Enunciado »
Com base no texto sobre o espírito preservacionista dos indígenas, responda:
1. Segundo o texto, que plantações existem na China com o mesmo tamanho há milhares de anos?
2. Qual data é citada no último parágrafo do texto?
3. Que cargo Carlos Henrique Magalhães e Silva ocupa, de acordo com a nota ao final do texto?

Sou suspeito, no entanto. Ao mesmo tempo em que me apego ao sentimento preservacionista do índio insistente em mim, não consigo abrir mão das benesses da urbanidade. Meu espírito sangra com as notícias de não sei quantos campos de futebol de matas virgens dão lugar às plantações mecanizadas por dia, que assisto nos telejornais, porque estou convicto que poderíamos viver com menos. Já pensaram que existem plantações de arroz na China que são do mesmo tamanho há milhares de anos?

Não tenho nenhuma dúvida de que os nativos brasileiros têm paixão pela sua terra, e que cuidam dela com muito mais zelo que a maioria. Isso é próprio do indígena: pescar só o que vai consumir, preservando os estoques pesqueiros na certeza de aquilo poderá faltar no futuro caso seja explorado em demasia; caçar só o suficiente para o sustento da família, na firme certeza de agindo assim suas fontes de proteínas estarão garantidas; desmatar somente a parcela que a natureza não reclamará, enfim, se orientar pela certeza que seus descendentes também têm o direito de usufruir dos recursos naturais que ele mesmo já desfruta. Isso não é a ideia de Sustentabilidade?

Ainda não me dei por derrotado. Sou naturalmente otimista! O respeito que tenho por essas ideias me guia na certeza que podemos fazer algo melhor por nosso planeta. Que poderemos dormir mais tranquilos sem ter pesadelos com tsunamis, enchentes, quedas de barreiras, neve nos trópicos e toda sorte de esquisitices de alterações climáticas (e tudo resultado da intervenção desajeitada do homem).

Poderemos sonhar com um futuro melhor se ressuscitarmos o espírito preservacionista que um dia todos tivemos, resgatarmos o índio primitivo de cada um, pois se eles estavam aqui antes de todos, é razoável pensar que de algum modo todos somos parentes. Enfim, ser um pouco índio todo dia e não somente no dia 19 de abril.


(*) Carlos Henrique Magalhães e Silva é gerente geral da Agência Asa Branca, da Caixa Econômica Federal, em Roraima.

Dados coletados:

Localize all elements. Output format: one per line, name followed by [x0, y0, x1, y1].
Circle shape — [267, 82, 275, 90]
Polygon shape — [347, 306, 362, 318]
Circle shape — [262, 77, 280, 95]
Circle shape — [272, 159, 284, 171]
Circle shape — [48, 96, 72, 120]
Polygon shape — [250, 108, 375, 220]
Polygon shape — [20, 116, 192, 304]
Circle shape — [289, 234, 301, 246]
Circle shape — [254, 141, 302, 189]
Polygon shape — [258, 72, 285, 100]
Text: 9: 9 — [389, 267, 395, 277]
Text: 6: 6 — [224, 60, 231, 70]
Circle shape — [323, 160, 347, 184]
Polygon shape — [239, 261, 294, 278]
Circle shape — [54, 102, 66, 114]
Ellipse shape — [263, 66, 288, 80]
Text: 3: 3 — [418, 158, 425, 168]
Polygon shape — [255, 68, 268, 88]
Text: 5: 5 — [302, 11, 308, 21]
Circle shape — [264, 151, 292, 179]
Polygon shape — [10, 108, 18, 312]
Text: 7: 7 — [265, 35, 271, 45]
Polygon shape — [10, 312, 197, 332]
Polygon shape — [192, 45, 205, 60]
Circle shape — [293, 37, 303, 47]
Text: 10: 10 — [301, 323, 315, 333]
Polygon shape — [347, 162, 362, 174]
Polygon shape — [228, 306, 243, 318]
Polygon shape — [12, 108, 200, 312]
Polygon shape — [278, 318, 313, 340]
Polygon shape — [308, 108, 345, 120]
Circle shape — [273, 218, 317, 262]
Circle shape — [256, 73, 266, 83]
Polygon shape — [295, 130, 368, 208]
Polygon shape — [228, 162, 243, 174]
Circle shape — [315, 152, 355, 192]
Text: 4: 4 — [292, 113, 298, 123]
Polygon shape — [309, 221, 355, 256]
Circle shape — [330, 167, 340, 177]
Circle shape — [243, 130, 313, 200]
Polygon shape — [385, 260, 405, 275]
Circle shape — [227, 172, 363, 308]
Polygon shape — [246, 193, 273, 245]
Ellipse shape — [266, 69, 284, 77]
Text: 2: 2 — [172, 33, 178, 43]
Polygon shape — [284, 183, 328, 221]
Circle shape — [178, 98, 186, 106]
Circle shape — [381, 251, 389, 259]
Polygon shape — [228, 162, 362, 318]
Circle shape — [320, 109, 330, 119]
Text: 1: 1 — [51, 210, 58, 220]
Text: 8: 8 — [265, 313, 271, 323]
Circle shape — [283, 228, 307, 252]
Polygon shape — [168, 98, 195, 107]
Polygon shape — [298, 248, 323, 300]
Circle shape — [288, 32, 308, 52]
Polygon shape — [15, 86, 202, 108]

Resolução »
1. Plantações de arroz.
2. O dia 19 de abril.
3. Gerente geral da Agência Asa Branca, da Caixa Econômica Federal, em Roraima.